- [What is expected] Copy down every line where the string "Resume" shows up.

- [Dataset records]
┏━━
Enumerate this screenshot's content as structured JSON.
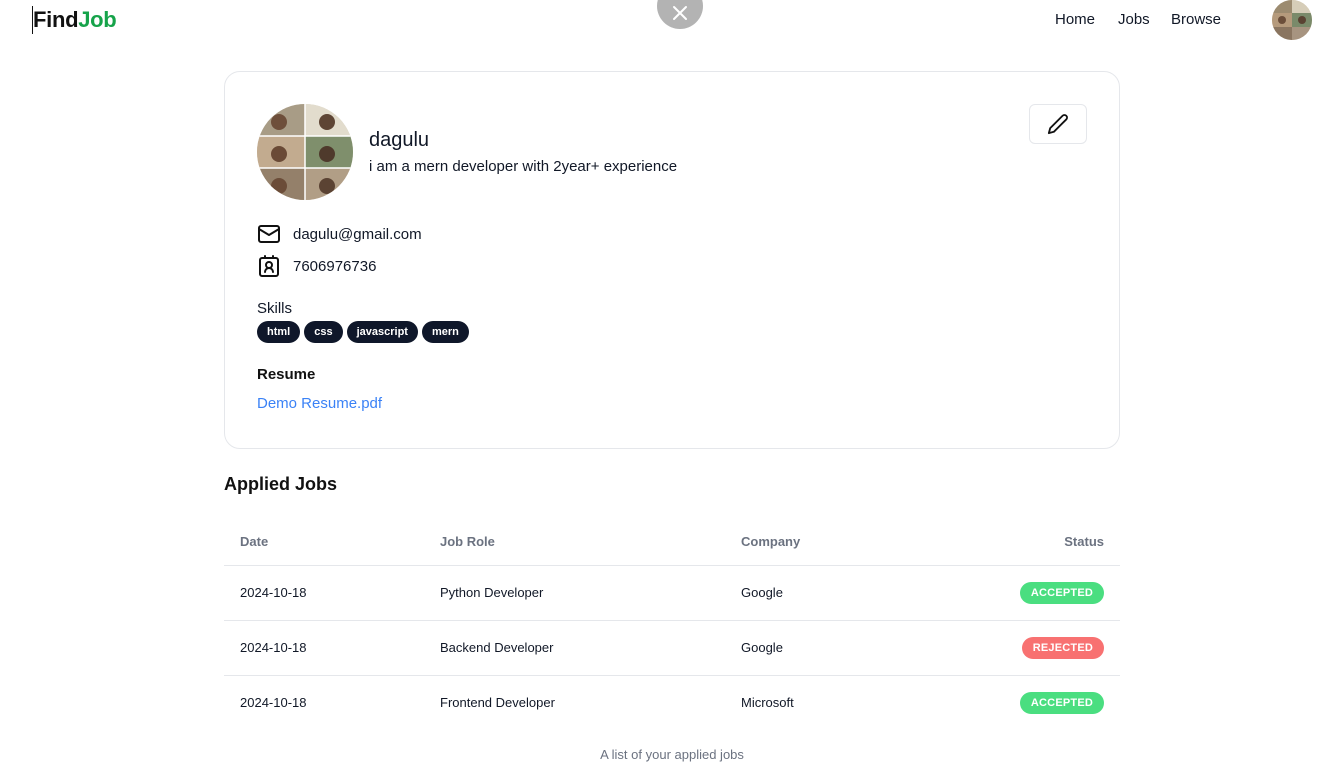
{
  "navbar": {
    "logo_find": "Find",
    "logo_job": "Job",
    "links": [
      "Home",
      "Jobs",
      "Browse"
    ]
  },
  "profile": {
    "name": "dagulu",
    "bio": "i am a mern developer with 2year+ experience",
    "email": "dagulu@gmail.com",
    "phone": "7606976736",
    "skills_label": "Skills",
    "skills": [
      "html",
      "css",
      "javascript",
      "mern"
    ],
    "resume_label": "Resume",
    "resume_file": "Demo Resume.pdf"
  },
  "applied_jobs": {
    "title": "Applied Jobs",
    "headers": {
      "date": "Date",
      "role": "Job Role",
      "company": "Company",
      "status": "Status"
    },
    "rows": [
      {
        "date": "2024-10-18",
        "role": "Python Developer",
        "company": "Google",
        "status": "ACCEPTED"
      },
      {
        "date": "2024-10-18",
        "role": "Backend Developer",
        "company": "Google",
        "status": "REJECTED"
      },
      {
        "date": "2024-10-18",
        "role": "Frontend Developer",
        "company": "Microsoft",
        "status": "ACCEPTED"
      }
    ],
    "caption": "A list of your applied jobs"
  },
  "colors": {
    "brand_green": "#16a34a",
    "accepted": "#4ade80",
    "rejected": "#f87171",
    "link": "#3b82f6",
    "badge_dark": "#0f172a"
  },
  "icons": [
    "close-icon",
    "pencil-icon",
    "mail-icon",
    "contact-icon"
  ]
}
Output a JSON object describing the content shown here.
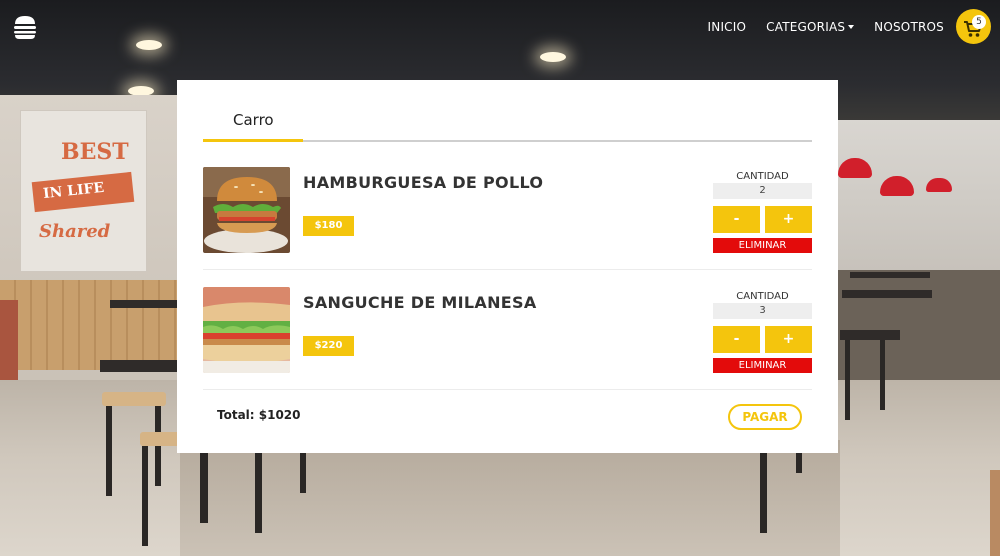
{
  "nav": {
    "logo_icon": "burger-icon",
    "links": [
      "INICIO",
      "CATEGORIAS",
      "NOSOTROS"
    ],
    "cart_icon": "cart-icon",
    "cart_count": "5"
  },
  "background": {
    "mural_lines": [
      "BEST",
      "IN LIFE",
      "Shared"
    ]
  },
  "cart": {
    "tab_label": "Carro",
    "quantity_label": "CANTIDAD",
    "minus_label": "-",
    "plus_label": "+",
    "delete_label": "ELIMINAR",
    "items": [
      {
        "name": "HAMBURGUESA DE POLLO",
        "price": "$180",
        "quantity": "2",
        "image": "chicken-burger-photo"
      },
      {
        "name": "SANGUCHE DE MILANESA",
        "price": "$220",
        "quantity": "3",
        "image": "milanesa-sandwich-photo"
      }
    ],
    "total": "Total: $1020",
    "pay_label": "PAGAR"
  },
  "colors": {
    "accent": "#f4c50d",
    "danger": "#e30b0b",
    "panel": "#ffffff",
    "text": "#333333"
  }
}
┗━━
- [The answer]
    "resume_label": "Resume",
    "resume_file": "Demo Resume.pdf"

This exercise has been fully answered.